> Stated exercise
Copy every record word for word.

[Data records]
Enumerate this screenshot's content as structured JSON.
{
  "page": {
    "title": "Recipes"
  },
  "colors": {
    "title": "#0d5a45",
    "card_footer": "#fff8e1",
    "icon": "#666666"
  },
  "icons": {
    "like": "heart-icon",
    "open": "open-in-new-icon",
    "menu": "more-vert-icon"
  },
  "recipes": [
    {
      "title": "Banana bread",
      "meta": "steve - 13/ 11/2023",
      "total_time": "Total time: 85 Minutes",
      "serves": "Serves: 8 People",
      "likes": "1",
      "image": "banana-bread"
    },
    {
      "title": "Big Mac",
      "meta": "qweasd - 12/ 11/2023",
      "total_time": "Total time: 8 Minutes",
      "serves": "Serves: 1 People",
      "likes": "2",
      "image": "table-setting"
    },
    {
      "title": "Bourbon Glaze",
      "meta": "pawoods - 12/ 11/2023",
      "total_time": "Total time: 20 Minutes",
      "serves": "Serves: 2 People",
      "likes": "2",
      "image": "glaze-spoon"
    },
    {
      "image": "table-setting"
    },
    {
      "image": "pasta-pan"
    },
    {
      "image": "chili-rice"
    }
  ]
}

> Written answer
Enumerate this screenshot's content as structured JSON.
{
  "page": {
    "title": "Recipes"
  },
  "colors": {
    "title": "#0d5a45",
    "card_footer": "#fff8e1",
    "icon": "#666666"
  },
  "icons": {
    "like": "heart-icon",
    "open": "open-in-new-icon",
    "menu": "more-vert-icon"
  },
  "recipes": [
    {
      "title": "Banana bread",
      "meta": "steve - 13/ 11/2023",
      "total_time": "Total time: 85 Minutes",
      "serves": "Serves: 8 People",
      "likes": "1",
      "image": "banana-bread"
    },
    {
      "title": "Big Mac",
      "meta": "qweasd - 12/ 11/2023",
      "total_time": "Total time: 8 Minutes",
      "serves": "Serves: 1 People",
      "likes": "2",
      "image": "table-setting"
    },
    {
      "title": "Bourbon Glaze",
      "meta": "pawoods - 12/ 11/2023",
      "total_time": "Total time: 20 Minutes",
      "serves": "Serves: 2 People",
      "likes": "2",
      "image": "glaze-spoon"
    },
    {
      "image": "table-setting"
    },
    {
      "image": "pasta-pan"
    },
    {
      "image": "chili-rice"
    }
  ]
}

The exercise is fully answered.